— TASK PROMPT —
Copy out all of the data exactly as it appears.

**** DATA EXCERPTS ****

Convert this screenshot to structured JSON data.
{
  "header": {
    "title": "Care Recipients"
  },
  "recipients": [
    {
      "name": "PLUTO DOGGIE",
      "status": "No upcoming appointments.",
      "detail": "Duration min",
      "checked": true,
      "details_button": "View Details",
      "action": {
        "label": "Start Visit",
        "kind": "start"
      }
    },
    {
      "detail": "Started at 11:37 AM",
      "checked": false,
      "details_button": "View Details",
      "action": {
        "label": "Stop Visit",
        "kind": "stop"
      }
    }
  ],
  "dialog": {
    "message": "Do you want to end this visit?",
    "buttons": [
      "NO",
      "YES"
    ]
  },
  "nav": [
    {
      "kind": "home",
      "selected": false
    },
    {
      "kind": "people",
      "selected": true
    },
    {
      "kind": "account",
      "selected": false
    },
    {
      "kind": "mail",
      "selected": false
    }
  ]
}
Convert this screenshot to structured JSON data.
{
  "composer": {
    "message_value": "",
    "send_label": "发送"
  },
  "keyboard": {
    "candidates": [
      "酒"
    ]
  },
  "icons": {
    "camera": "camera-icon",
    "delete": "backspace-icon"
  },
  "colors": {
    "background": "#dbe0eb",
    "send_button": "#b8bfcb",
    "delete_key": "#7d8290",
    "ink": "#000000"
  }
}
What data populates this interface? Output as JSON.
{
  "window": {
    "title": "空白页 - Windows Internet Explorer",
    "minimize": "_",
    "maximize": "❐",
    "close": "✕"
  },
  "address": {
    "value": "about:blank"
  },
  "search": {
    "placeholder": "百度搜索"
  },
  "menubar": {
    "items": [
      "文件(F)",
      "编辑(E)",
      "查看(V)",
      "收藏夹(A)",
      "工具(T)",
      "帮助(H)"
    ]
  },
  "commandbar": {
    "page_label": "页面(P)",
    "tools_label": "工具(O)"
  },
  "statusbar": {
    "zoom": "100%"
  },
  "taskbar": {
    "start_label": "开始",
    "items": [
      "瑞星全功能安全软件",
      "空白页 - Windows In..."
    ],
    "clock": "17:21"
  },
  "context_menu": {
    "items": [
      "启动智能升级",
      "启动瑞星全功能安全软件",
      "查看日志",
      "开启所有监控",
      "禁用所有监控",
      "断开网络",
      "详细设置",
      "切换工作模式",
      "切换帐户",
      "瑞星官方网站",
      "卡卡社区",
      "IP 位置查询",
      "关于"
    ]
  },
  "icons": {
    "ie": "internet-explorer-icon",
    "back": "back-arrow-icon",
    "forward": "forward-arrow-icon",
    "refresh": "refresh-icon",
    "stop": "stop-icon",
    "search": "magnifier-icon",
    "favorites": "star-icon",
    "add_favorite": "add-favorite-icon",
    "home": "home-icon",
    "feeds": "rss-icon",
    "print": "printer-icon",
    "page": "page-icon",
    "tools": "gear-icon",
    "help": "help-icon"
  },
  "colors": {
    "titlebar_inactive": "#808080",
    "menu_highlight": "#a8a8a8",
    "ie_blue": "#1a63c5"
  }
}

****

— OUTPUT OF THE EXERCISE —
Convert this screenshot to structured JSON data.
{
  "header": {
    "title": "Care Recipients"
  },
  "recipients": [
    {
      "name": "PLUTO DOGGIE",
      "status": "No upcoming appointments.",
      "detail": "Duration min",
      "checked": true,
      "details_button": "View Details",
      "action": {
        "label": "Start Visit",
        "kind": "start"
      }
    },
    {
      "detail": "Started at 11:37 AM",
      "checked": false,
      "details_button": "View Details",
      "action": {
        "label": "Stop Visit",
        "kind": "stop"
      }
    }
  ],
  "dialog": {
    "message": "Do you want to end this visit?",
    "buttons": [
      "NO",
      "YES"
    ]
  },
  "nav": [
    {
      "kind": "home",
      "selected": false
    },
    {
      "kind": "people",
      "selected": true
    },
    {
      "kind": "account",
      "selected": false
    },
    {
      "kind": "mail",
      "selected": false
    }
  ]
}
Convert this screenshot to structured JSON data.
{
  "composer": {
    "message_value": "",
    "send_label": "发送"
  },
  "keyboard": {
    "candidates": [
      "酒"
    ]
  },
  "icons": {
    "camera": "camera-icon",
    "delete": "backspace-icon"
  },
  "colors": {
    "background": "#dbe0eb",
    "send_button": "#b8bfcb",
    "delete_key": "#7d8290",
    "ink": "#000000"
  }
}
What data populates this interface? Output as JSON.
{
  "window": {
    "title": "空白页 - Windows Internet Explorer",
    "minimize": "_",
    "maximize": "❐",
    "close": "✕"
  },
  "address": {
    "value": "about:blank"
  },
  "search": {
    "placeholder": "百度搜索"
  },
  "menubar": {
    "items": [
      "文件(F)",
      "编辑(E)",
      "查看(V)",
      "收藏夹(A)",
      "工具(T)",
      "帮助(H)"
    ]
  },
  "commandbar": {
    "page_label": "页面(P)",
    "tools_label": "工具(O)"
  },
  "statusbar": {
    "zoom": "100%"
  },
  "taskbar": {
    "start_label": "开始",
    "items": [
      "瑞星全功能安全软件",
      "空白页 - Windows In..."
    ],
    "clock": "17:21"
  },
  "context_menu": {
    "items": [
      "启动智能升级",
      "启动瑞星全功能安全软件",
      "查看日志",
      "开启所有监控",
      "禁用所有监控",
      "断开网络",
      "详细设置",
      "切换工作模式",
      "切换帐户",
      "瑞星官方网站",
      "卡卡社区",
      "IP 位置查询",
      "关于"
    ]
  },
  "icons": {
    "ie": "internet-explorer-icon",
    "back": "back-arrow-icon",
    "forward": "forward-arrow-icon",
    "refresh": "refresh-icon",
    "stop": "stop-icon",
    "search": "magnifier-icon",
    "favorites": "star-icon",
    "add_favorite": "add-favorite-icon",
    "home": "home-icon",
    "feeds": "rss-icon",
    "print": "printer-icon",
    "page": "page-icon",
    "tools": "gear-icon",
    "help": "help-icon"
  },
  "colors": {
    "titlebar_inactive": "#808080",
    "menu_highlight": "#a8a8a8",
    "ie_blue": "#1a63c5"
  }
}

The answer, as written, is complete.